- _Data for this task_
*-*-*

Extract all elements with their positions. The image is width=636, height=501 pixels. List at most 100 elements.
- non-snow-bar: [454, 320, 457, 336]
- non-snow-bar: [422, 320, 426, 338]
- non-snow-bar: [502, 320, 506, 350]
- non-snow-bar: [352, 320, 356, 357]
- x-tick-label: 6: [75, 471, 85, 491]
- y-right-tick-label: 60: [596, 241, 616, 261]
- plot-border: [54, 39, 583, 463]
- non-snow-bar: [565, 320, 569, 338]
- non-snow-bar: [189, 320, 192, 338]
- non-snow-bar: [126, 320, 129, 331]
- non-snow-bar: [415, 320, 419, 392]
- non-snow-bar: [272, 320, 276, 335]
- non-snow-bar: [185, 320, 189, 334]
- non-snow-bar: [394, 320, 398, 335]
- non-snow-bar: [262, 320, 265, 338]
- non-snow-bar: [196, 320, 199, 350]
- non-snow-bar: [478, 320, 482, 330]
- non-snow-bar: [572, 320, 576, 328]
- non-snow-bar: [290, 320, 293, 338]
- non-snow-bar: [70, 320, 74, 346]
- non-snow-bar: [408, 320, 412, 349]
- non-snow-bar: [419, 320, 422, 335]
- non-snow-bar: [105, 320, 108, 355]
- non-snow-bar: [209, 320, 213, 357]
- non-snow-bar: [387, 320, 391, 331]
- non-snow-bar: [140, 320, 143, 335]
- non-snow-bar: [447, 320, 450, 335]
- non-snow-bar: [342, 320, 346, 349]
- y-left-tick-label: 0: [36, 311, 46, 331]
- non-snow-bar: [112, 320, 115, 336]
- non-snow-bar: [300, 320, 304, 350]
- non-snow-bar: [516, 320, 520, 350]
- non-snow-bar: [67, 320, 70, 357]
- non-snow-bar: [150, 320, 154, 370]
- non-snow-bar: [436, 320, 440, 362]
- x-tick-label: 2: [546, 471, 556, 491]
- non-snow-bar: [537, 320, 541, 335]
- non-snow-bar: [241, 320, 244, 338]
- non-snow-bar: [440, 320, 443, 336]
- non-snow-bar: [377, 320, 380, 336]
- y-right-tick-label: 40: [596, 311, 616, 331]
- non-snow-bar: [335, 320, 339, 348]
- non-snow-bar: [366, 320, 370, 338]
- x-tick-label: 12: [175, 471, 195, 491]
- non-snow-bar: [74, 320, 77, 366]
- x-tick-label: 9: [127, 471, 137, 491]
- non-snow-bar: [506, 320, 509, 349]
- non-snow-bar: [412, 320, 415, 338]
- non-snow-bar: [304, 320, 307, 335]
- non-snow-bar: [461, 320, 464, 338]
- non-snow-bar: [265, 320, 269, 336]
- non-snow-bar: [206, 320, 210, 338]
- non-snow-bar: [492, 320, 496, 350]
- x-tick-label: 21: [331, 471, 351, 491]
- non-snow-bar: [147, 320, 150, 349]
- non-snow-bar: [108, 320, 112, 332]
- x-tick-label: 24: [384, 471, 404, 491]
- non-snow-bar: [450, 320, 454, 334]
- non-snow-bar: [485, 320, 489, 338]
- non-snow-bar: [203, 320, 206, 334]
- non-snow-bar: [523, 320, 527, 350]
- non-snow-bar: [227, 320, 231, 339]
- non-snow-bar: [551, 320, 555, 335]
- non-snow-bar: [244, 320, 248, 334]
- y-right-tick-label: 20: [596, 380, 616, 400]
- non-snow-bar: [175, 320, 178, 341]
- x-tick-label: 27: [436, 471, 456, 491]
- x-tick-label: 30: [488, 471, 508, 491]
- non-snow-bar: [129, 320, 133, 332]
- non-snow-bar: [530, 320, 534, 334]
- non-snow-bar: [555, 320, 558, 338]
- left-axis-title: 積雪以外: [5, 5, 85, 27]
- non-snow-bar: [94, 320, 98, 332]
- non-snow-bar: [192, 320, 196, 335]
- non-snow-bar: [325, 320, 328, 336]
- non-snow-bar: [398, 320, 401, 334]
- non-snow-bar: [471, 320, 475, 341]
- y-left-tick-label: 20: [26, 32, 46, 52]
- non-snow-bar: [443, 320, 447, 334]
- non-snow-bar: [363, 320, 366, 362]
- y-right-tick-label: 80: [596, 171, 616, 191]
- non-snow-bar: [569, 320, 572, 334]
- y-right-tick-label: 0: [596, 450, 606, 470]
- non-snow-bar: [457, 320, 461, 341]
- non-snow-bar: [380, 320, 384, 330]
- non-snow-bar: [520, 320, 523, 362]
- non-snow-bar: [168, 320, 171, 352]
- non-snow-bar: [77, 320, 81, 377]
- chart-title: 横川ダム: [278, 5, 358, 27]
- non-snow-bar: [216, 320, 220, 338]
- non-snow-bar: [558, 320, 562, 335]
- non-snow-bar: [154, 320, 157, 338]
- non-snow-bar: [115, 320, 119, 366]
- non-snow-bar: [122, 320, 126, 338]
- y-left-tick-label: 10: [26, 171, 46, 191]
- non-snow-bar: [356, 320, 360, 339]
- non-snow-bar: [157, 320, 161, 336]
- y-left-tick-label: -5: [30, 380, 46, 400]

*-*-*

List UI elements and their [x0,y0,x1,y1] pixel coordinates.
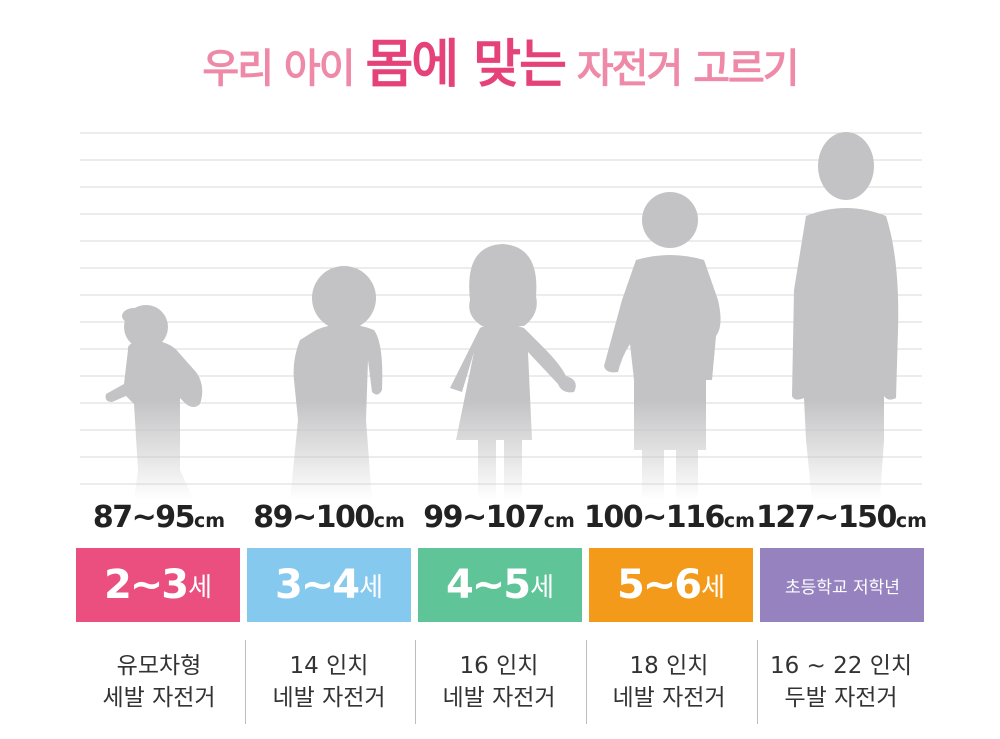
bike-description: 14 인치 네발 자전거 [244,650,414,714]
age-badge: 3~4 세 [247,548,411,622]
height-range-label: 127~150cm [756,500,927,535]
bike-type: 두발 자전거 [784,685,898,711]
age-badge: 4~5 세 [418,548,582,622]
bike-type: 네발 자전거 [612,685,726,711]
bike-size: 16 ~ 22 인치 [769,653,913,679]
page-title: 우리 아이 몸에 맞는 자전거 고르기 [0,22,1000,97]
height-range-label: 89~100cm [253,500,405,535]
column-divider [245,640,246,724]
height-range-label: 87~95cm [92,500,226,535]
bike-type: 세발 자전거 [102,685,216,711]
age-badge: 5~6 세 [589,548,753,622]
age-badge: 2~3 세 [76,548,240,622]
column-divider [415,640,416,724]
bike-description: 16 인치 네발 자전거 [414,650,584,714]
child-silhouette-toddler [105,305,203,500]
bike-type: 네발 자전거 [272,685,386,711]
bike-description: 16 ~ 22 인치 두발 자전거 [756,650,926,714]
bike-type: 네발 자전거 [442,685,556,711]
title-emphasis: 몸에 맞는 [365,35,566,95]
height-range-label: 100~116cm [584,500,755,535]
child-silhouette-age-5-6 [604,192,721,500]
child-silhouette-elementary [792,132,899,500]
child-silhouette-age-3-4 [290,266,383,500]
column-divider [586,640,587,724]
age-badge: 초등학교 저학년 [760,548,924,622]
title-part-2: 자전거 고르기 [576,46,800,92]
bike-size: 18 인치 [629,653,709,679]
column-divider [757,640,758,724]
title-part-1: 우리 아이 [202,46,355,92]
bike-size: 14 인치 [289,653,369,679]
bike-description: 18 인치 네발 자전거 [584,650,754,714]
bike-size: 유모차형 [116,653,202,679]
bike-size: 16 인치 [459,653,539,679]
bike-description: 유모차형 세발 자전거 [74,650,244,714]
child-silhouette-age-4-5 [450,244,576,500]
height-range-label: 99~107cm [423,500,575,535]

*-*-*

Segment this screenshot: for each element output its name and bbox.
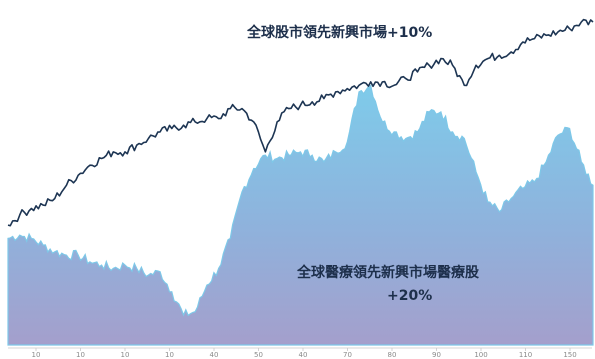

*-*-*

- _What to work on_
Convert the data starting with the line with "Extract all elements" and going on through the line with "- x-tick-label: 6: [75, 471, 85, 491]" into a numbered list, leaving out any blank lines.

- _Output for this exercise_
1. Extract all elements with their positions. The image is width=636, height=501 pixels. List at most 100 elements.
2. - non-snow-bar: [454, 320, 457, 336]
3. - non-snow-bar: [422, 320, 426, 338]
4. - non-snow-bar: [502, 320, 506, 350]
5. - non-snow-bar: [352, 320, 356, 357]
6. - x-tick-label: 6: [75, 471, 85, 491]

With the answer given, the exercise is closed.